**Source extract:**
****************************************

Note: Microwave, infrared (IR) and ultra-violet (UV) radiation are examples of non-ionizing radiation. Non-ionizing radiation does not have enough energy to remove electrons.
There are natural and artificial sources of ionizing radiation. Artificial sources of radiation include X-ray machines, radioactive isotopes used in nuclear medicine, gamma cameras, nuclear gauges and nuclear power plants.
X-rays refer to a kind of electromagnetic radiation generated when a strong electron beam bombards metal inside a glass tube. The frequency of this radiation is very high - 0.3 to 30 Ehz (exahertz or billion gigahertz). By comparison FM radio stations transmit at frequencies around 100 MHz (megahertz) or 0.1 Ghz (gigahertz).
Natural sources of radiation include:
Minerals such as uranium and thorium are radioactive and give off radiation when the nucleus breaks down or disintegrates. The three kinds of radiation generated by radioactive materials or sources are alpha particles, beta particles and gamma-rays.
Ionizing radiation is measured in terms of:
From the point of view of the occupational exposure, the radiation dose is the most important measure. Occupational exposure limits like the ACGIH TLVs are given in terms of the permitted maximum dose. The risk of radiation-induced diseases depends on the total radiation dose that a person receives over time.
Radioactivity or the strength of radioactive source is measured in units of becquerel (Bq).
1 Bq = 1 event of radiation emission or disintegration per second.
One becquerel is an extremely small amount of radioactivity. Commonly used multiples of the Bq unit are kBq (kilobecquerel), MBq (megabecquerel), and GBq (gigabecquerel).
1 kBq = 1000 Bq, 1 MBq = 1000 kBq, 1 GBq = 1000 MBq.
An old and still popular unit of measuring radioactivity is the curie (Ci).
1 Ci = 37 GBq = 37000 MBq.
One curie is a large amount of radioactivity. Commonly used subunits are mCi (millicurie), µCi (microcurie), nCi (nanocurie), and pCi (picocurie).
1 Ci = 1000 mCi; 1 mCi = 1000 µCi; 1 µCi = 1000 nCi; 1 nCi = 1000 pCi.
Another useful conversion formula is:
1 Bq = 27 pCi.
Becquerel (Bq) or Curie (Ci) is a measure of the rate (not energy) of radiation emission from a source.
Radiation intensity from a radioactive source diminishes with time as more and more radioactive atoms (radionuclides) emit energy to become stable atoms. Radioactive decay is the decline in radiation intensity. Half-life is the time after which the radiation intensity is reduced by half. This happens because half of the radioactive atoms will have decayed in one half-life period. For example a 50 Bq radioactive source will become a 25 Bq radioactive source after one half-life.
|Number of half-lives elapsed||Percent radioactivity remaining|
Half-lives differ widely from one radioactive material to another and range from a fraction of a second to millions of years.
The energy of ionizing radiation is measured in electronvolts (eV). One electronvolt is an extremely small amount of energy. Commonly used multiple units are kiloelectron (keV) and megaelectronvolt (MeV).

****************************************

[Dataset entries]

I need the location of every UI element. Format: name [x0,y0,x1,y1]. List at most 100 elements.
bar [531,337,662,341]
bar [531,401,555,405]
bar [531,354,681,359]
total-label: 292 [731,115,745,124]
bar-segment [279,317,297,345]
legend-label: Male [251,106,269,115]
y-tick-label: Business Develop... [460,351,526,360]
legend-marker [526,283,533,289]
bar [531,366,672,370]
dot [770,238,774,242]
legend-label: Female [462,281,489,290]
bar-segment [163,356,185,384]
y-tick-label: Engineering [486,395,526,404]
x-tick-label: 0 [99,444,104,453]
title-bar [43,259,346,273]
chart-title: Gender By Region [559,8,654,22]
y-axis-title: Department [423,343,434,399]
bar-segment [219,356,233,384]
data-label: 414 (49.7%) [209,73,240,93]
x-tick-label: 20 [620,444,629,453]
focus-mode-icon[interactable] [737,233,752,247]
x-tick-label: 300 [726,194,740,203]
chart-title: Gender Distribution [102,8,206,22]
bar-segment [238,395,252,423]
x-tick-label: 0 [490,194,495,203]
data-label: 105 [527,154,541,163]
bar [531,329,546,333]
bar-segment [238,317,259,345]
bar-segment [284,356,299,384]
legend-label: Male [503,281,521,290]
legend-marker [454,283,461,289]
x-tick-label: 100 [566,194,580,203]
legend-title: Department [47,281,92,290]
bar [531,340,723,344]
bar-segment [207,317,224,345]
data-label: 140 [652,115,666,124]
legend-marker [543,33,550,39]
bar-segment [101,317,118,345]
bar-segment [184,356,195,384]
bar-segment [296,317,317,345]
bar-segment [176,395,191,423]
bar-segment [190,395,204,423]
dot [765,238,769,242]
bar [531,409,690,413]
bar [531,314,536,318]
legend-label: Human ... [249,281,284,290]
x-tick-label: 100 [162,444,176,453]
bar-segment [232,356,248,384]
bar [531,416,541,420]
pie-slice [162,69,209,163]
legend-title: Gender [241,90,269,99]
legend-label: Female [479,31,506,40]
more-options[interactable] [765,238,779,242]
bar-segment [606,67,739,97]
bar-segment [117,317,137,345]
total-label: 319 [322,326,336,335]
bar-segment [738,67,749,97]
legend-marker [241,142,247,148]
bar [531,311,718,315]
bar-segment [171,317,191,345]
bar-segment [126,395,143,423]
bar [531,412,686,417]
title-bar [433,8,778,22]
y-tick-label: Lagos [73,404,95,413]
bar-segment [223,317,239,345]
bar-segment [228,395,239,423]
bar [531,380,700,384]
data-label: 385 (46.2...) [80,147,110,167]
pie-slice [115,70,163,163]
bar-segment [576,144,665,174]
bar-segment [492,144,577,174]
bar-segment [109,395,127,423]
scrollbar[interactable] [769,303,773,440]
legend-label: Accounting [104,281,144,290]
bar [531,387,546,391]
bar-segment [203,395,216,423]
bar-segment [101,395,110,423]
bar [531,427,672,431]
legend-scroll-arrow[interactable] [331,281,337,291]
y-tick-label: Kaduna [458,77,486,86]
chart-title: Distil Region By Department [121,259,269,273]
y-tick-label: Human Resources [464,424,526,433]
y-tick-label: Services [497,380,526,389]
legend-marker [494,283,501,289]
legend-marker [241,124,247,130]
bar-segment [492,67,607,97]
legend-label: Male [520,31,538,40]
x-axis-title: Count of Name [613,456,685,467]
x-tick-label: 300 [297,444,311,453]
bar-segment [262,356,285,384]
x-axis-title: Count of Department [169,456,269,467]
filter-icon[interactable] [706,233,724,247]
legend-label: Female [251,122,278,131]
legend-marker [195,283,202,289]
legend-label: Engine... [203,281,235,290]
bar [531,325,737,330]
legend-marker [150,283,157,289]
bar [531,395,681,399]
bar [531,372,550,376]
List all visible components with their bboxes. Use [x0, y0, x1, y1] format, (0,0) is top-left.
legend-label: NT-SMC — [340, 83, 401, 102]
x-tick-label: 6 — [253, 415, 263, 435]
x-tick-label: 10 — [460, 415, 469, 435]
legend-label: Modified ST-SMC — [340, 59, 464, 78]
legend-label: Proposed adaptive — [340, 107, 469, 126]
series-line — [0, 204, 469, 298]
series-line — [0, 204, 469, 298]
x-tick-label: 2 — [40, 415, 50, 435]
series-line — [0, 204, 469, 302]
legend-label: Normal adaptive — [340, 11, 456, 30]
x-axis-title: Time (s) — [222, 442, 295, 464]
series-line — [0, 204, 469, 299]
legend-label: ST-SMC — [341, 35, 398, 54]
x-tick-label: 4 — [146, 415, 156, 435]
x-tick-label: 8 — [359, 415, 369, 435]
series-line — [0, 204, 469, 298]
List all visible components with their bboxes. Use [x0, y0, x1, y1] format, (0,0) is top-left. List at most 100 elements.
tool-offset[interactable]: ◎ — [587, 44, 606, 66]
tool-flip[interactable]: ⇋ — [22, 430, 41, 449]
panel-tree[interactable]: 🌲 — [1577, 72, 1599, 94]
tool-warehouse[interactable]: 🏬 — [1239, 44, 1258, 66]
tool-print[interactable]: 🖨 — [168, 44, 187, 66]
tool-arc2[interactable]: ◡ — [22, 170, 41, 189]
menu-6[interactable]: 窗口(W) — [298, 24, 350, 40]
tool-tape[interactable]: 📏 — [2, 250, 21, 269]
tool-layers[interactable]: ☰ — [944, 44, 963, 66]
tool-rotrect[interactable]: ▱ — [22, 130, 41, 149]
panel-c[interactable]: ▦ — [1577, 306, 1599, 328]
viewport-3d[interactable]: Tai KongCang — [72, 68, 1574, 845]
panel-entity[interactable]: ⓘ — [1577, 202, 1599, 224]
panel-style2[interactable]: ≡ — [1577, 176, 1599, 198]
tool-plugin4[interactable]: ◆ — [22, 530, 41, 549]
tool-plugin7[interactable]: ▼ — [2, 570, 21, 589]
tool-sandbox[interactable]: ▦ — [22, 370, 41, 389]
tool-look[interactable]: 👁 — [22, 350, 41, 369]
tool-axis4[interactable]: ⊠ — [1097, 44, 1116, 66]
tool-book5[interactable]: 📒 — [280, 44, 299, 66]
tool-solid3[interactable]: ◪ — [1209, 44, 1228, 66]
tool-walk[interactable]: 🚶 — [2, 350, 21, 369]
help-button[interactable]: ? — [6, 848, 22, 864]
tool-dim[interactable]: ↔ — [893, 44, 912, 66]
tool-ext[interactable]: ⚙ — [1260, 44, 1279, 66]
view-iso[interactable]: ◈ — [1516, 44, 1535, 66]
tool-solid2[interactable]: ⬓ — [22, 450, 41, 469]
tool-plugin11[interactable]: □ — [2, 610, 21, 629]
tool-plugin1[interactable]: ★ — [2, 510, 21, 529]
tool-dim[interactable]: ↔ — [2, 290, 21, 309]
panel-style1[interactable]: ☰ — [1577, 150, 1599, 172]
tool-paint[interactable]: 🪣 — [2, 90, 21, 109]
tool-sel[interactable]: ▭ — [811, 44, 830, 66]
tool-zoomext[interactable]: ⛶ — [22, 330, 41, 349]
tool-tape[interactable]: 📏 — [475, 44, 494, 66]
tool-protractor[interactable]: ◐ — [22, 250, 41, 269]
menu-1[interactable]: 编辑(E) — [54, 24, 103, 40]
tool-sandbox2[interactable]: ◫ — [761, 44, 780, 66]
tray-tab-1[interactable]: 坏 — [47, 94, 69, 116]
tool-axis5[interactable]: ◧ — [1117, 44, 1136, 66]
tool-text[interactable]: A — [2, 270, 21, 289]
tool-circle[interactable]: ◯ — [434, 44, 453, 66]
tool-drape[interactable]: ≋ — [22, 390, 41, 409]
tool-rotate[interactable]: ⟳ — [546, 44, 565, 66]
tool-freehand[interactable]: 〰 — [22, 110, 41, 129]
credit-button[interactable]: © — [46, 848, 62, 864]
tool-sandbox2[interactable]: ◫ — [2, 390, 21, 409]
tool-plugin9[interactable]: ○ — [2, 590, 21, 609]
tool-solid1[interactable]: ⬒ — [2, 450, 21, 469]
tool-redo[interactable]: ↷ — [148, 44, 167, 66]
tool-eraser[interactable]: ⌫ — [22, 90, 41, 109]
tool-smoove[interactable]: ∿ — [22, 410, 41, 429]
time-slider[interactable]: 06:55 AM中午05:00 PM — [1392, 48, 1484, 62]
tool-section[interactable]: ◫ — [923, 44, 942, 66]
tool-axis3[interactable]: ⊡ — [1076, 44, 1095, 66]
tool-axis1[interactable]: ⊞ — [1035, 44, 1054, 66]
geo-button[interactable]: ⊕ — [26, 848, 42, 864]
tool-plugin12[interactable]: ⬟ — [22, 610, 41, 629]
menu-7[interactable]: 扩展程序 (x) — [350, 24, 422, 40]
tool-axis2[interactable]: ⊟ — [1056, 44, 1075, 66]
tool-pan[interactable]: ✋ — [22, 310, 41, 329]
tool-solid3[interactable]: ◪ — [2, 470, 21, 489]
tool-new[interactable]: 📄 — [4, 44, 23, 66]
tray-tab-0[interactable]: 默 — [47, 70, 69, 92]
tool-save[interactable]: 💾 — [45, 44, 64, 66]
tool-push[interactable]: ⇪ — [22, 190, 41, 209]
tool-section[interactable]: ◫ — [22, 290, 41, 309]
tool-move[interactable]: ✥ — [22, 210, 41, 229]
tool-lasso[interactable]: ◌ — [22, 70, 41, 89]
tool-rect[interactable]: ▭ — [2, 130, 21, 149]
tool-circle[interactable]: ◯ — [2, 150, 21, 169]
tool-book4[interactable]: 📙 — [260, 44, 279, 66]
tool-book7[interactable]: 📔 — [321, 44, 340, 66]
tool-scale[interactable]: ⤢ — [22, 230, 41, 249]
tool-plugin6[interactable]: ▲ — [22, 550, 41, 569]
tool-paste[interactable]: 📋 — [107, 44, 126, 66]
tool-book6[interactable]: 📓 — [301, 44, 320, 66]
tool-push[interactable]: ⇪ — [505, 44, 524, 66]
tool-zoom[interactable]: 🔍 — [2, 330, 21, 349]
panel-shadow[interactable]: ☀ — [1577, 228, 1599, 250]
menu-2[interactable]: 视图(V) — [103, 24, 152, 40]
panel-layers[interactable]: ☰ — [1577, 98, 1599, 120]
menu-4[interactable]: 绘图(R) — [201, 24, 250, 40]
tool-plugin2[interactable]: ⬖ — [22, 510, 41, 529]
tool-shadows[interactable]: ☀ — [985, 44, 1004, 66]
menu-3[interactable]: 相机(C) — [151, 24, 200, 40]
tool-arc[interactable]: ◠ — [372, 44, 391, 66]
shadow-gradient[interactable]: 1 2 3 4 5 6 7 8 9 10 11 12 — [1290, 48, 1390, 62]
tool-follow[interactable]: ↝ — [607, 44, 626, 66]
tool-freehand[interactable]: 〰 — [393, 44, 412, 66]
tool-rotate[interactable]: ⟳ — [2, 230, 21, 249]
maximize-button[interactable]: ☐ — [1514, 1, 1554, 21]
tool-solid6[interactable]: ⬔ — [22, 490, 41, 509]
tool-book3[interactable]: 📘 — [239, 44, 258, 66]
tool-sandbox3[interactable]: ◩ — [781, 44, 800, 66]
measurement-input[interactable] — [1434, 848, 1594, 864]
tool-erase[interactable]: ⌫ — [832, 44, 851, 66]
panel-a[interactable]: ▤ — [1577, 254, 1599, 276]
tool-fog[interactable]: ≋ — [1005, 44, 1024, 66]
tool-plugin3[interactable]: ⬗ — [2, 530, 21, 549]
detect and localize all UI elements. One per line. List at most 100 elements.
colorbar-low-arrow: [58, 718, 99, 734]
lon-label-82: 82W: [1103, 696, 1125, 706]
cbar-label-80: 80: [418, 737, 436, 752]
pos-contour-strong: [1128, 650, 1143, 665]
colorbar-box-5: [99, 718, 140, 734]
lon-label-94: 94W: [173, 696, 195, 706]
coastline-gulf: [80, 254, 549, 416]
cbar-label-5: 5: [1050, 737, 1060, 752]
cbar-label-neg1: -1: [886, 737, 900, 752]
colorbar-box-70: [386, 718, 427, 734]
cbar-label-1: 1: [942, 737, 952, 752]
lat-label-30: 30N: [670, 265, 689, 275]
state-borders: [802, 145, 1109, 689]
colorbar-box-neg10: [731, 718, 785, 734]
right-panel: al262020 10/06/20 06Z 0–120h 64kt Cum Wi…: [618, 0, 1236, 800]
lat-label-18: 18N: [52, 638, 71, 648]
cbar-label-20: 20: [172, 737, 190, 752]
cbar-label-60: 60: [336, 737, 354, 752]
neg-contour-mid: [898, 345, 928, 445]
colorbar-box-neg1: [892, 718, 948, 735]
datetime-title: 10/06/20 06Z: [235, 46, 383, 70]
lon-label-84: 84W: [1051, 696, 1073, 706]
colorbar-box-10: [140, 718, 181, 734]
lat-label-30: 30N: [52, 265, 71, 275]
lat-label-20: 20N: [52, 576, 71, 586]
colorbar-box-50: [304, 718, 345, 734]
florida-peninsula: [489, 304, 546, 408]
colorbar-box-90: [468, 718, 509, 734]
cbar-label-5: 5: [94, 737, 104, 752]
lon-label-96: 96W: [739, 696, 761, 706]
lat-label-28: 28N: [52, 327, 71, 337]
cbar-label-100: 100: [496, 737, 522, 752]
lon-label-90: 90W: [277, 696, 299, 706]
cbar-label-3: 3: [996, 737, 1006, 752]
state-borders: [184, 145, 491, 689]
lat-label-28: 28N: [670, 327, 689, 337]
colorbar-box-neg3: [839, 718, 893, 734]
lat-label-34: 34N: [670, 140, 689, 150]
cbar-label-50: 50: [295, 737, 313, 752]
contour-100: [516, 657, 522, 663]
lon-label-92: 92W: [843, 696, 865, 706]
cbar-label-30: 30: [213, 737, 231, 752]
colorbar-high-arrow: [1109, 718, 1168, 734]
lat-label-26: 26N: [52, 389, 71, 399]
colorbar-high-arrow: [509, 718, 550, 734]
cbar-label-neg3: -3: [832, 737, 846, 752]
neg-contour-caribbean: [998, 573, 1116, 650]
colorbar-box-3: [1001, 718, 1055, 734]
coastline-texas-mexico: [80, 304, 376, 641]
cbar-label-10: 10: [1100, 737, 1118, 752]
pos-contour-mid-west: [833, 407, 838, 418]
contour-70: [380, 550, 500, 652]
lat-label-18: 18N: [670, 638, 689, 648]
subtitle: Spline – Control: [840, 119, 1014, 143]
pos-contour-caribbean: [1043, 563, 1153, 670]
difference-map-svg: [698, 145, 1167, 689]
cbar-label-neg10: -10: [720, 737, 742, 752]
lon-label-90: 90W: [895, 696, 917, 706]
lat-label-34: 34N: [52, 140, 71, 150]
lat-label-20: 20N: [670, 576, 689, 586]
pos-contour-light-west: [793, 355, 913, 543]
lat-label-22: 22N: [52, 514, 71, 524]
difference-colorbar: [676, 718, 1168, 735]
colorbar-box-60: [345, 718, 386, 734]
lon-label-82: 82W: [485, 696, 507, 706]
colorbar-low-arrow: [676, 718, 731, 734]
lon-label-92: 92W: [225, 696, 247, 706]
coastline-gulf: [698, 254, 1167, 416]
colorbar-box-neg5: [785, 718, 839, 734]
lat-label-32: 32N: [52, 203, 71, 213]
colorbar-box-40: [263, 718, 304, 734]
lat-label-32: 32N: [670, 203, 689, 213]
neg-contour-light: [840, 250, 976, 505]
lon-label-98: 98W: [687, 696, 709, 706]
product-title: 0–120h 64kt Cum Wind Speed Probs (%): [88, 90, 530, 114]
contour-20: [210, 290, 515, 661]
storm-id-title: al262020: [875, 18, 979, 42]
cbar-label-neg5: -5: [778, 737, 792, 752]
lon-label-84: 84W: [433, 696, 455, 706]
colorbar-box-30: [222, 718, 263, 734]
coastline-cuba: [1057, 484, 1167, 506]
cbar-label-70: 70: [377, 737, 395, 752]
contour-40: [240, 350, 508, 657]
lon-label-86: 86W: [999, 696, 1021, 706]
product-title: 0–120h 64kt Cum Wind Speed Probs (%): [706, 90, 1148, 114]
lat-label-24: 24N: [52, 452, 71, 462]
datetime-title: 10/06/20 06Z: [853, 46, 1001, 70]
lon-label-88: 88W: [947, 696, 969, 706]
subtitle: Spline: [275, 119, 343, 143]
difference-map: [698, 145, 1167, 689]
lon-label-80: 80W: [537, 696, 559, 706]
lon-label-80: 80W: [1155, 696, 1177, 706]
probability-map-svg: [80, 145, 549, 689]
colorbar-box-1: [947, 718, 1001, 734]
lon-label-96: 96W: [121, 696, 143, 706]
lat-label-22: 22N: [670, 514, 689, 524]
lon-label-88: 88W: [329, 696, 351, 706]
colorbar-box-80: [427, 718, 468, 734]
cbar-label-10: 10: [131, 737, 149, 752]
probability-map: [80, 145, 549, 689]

****************************************

**What the exercise asks:** Continue the text on ionizing radiation, starting after its final sentence about kiloelectronvolts and megaelectronvolts. The records are separate material and have no connection to the text on ionizing radiation.

**Exercise response:**
6,200 billion MeV = 1 joule
1 joule per second = 1 watt
1 keV = 1000 eV, 1 MeV = 1000 keV
Watt is a unit of power, which is the equivalent of energy (or work) per unit time (e.g., minute, hour).
X-ray and gamma-ray exposure is often expressed in units of roentgen (R). The roentgen (R) unit refers to the amount of ionization present in the air. One roentgen of gamma- or x-ray exposure produces approximately 1 rad (0.01 gray) tissue dose (see next section for definitions of gray (Gy) and rad units of dose).
Another unit of measuring gamma ray intensity in the air is "air dose or absorbed dose rate in the air" in grays per hour (Gy/h) units. This unit is used to express gamma ray intensity in the air from radioactive materials in the earth and in the atmosphere.
When ionizing radiation interacts with the human body, it gives its energy to the body tissues. The absorbed dose is the amount of energy absorbed per unit weight of the organ or tissue and is expressed in units of gray (Gy). One gray dose is equivalent to one joule radiation energy absorbed per kilogram of organ or tissue weight. Rad is the old and still used unit of absorbed dose. One gray is equivalent to 100 rads.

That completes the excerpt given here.